**TO DO**
Reproduce the lines verbatim, covering the stretch from the start of the records through the line containing "- format-button[interactable]: [172, 16, 208, 52]", both ends included.

☆ ☆ ☆ ☆ ☆ ☆ ☆

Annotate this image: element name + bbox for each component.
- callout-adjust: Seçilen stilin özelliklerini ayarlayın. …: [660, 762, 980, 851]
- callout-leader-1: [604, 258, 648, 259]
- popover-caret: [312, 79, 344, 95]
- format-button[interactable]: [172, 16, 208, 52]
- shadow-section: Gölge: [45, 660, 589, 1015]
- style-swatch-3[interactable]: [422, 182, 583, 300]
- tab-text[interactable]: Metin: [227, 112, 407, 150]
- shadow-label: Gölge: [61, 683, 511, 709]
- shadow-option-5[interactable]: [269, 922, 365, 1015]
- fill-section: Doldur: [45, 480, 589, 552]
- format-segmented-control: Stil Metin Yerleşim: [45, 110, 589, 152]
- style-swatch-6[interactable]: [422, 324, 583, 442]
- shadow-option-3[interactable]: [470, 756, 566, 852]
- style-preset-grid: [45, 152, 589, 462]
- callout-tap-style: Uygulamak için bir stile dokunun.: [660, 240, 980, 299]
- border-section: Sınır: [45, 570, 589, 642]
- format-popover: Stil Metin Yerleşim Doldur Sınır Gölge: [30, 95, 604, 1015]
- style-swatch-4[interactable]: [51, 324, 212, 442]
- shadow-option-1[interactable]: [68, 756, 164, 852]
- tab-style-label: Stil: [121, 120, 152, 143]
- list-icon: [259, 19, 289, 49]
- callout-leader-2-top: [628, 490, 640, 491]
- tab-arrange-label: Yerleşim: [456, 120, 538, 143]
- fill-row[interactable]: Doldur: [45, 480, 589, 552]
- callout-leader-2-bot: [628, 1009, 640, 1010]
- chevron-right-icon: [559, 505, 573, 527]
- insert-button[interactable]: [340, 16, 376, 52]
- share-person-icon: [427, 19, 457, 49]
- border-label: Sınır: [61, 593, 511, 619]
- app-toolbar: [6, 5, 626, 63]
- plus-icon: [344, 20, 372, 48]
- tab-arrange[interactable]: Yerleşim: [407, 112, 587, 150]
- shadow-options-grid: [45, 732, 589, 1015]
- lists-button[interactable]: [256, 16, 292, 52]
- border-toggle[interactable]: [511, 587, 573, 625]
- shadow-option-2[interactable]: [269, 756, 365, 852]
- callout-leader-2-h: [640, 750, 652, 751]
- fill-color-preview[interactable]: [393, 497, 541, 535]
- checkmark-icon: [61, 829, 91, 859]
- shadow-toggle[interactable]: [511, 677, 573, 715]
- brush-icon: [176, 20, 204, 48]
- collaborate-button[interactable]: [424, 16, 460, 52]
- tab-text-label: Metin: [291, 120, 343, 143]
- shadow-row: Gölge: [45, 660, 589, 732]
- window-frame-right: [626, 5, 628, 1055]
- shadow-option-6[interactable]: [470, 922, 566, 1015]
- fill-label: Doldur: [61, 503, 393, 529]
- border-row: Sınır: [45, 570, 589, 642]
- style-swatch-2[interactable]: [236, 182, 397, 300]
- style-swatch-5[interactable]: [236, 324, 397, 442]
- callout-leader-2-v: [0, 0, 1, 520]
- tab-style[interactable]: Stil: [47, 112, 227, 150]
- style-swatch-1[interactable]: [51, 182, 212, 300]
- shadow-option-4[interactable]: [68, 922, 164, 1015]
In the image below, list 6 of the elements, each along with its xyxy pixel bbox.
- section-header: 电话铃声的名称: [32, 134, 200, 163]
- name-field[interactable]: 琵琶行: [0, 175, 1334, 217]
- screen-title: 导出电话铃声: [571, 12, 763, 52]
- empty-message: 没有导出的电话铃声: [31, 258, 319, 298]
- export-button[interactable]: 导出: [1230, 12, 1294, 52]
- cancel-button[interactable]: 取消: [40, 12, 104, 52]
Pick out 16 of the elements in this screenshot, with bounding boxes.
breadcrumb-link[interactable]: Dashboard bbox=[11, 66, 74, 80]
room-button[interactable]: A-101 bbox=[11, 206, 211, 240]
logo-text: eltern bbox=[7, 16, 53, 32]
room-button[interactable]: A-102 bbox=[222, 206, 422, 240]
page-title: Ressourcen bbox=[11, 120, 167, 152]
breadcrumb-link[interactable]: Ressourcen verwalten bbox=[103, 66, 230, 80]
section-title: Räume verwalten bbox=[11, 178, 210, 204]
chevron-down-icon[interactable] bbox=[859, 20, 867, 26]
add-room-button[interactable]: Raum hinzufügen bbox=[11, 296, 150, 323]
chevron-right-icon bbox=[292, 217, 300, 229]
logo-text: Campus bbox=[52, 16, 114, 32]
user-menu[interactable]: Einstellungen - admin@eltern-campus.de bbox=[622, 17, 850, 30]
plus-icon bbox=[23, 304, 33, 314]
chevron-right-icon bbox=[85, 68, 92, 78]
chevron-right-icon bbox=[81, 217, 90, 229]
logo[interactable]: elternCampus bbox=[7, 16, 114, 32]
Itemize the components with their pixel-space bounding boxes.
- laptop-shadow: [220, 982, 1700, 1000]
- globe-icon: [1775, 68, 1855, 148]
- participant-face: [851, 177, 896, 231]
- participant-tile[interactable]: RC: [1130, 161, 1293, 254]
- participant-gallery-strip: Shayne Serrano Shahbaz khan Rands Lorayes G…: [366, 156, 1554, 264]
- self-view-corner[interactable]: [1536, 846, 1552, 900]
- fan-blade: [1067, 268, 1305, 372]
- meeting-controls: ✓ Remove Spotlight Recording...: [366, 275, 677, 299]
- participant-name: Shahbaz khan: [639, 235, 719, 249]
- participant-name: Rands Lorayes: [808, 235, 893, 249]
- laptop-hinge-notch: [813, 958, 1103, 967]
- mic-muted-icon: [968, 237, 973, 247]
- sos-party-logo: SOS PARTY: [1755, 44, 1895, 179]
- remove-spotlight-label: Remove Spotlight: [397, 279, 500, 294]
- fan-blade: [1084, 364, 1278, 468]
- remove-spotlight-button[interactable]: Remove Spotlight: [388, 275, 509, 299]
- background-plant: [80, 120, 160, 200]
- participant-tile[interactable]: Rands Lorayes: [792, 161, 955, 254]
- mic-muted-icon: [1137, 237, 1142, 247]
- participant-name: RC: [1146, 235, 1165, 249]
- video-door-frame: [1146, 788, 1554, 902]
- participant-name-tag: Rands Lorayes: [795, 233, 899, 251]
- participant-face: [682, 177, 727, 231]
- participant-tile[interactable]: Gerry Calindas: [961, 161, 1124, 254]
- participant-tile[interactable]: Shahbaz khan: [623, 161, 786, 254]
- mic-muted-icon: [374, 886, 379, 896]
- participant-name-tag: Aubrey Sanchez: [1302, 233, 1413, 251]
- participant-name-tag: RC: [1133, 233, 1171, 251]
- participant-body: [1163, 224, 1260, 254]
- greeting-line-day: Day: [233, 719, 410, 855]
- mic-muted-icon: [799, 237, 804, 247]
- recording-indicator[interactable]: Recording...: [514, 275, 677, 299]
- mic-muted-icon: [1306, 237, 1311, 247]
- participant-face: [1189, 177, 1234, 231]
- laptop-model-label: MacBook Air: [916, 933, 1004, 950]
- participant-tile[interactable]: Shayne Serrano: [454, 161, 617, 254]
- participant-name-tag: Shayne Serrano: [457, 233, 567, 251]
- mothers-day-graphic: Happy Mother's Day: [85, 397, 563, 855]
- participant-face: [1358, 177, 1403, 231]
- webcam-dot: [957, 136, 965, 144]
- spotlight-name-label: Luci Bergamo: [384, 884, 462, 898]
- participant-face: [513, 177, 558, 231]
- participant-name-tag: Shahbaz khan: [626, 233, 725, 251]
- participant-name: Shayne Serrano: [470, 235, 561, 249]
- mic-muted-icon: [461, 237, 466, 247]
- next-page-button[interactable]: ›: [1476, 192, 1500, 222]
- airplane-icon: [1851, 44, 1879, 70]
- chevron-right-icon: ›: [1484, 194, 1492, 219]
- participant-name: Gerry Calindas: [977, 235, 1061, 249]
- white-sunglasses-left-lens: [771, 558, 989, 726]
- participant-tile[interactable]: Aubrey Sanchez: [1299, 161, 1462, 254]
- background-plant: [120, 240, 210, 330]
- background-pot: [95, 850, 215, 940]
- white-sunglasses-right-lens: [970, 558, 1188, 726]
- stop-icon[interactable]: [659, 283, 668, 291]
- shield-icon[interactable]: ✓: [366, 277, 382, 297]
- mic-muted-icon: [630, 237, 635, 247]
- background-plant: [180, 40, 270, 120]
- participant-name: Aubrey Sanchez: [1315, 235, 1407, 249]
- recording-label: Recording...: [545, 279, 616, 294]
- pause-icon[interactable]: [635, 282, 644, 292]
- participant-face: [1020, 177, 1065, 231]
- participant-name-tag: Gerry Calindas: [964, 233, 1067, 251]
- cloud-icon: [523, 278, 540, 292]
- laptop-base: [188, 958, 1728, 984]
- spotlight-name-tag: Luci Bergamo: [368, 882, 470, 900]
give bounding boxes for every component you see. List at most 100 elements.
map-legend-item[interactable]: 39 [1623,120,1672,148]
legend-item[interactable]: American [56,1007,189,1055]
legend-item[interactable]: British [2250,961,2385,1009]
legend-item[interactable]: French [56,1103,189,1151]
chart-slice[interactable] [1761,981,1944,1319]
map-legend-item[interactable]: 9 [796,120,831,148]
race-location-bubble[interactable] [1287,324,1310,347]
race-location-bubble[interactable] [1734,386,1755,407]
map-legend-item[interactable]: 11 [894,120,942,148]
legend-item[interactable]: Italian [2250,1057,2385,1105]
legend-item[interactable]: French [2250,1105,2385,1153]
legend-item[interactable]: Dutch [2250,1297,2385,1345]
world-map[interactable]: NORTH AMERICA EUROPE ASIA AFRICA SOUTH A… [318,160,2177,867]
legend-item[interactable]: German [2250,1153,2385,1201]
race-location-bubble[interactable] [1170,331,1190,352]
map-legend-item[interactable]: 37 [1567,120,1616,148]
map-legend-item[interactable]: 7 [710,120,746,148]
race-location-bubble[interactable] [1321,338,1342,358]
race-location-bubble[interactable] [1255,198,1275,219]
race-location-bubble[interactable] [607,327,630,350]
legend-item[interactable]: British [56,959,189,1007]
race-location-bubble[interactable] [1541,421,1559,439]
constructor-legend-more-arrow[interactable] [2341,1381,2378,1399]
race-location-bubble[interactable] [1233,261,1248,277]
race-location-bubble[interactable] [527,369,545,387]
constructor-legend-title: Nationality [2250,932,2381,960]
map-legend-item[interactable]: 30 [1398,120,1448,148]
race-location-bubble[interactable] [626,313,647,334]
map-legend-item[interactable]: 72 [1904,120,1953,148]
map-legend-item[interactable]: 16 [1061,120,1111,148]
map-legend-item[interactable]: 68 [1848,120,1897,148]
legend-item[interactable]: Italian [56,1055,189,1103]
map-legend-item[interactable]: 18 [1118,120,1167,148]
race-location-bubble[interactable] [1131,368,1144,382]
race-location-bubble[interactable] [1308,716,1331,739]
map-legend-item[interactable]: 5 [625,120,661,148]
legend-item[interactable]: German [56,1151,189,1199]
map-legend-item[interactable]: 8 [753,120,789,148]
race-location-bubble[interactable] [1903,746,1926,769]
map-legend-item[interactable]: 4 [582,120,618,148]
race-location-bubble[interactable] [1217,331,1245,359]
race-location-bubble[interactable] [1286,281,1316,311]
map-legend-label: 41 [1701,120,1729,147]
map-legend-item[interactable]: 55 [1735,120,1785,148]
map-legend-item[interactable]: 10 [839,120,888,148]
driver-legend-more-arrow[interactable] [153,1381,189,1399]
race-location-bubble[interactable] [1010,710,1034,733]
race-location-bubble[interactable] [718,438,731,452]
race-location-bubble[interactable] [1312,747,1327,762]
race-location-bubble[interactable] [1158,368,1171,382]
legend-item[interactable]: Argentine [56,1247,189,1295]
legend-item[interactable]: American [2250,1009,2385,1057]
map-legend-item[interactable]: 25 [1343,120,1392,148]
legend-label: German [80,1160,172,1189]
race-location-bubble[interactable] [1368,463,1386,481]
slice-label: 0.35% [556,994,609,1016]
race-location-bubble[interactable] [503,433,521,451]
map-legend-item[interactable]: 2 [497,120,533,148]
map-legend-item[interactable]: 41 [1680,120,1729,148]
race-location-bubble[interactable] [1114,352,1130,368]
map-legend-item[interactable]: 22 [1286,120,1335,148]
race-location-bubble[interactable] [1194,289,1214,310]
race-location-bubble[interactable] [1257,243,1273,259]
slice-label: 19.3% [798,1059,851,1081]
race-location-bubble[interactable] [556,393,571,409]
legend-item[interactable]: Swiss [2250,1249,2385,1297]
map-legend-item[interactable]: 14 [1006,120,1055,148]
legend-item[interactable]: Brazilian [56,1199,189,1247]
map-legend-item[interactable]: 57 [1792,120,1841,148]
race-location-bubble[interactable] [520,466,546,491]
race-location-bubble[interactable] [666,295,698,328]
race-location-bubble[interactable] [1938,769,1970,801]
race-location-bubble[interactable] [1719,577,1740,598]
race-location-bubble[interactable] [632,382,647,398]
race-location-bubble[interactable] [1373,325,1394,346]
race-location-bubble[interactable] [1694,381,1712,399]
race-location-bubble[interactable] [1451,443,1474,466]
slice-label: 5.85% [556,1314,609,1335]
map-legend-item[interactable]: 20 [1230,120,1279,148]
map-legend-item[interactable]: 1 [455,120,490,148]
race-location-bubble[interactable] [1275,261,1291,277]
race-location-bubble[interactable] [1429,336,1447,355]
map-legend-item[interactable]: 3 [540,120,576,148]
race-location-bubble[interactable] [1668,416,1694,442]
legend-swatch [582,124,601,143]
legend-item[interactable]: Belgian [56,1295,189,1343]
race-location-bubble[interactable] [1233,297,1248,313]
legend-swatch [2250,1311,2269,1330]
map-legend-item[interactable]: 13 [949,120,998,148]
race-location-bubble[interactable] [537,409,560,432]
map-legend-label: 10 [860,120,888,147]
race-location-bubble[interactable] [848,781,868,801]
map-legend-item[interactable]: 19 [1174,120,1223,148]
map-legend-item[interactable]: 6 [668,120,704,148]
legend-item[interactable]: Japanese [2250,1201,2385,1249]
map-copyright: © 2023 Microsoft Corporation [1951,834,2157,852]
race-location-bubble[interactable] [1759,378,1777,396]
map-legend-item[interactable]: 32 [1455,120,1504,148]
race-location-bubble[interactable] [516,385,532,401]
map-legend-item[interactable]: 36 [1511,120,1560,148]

☆ ☆ ☆ ☆ ☆ ☆ ☆

**RESPONSE TO THIS TASK**
Annotate this image: element name + bbox for each component.
- callout-adjust: Seçilen stilin özelliklerini ayarlayın. …: [660, 762, 980, 851]
- callout-leader-1: [604, 258, 648, 259]
- popover-caret: [312, 79, 344, 95]
- format-button[interactable]: [172, 16, 208, 52]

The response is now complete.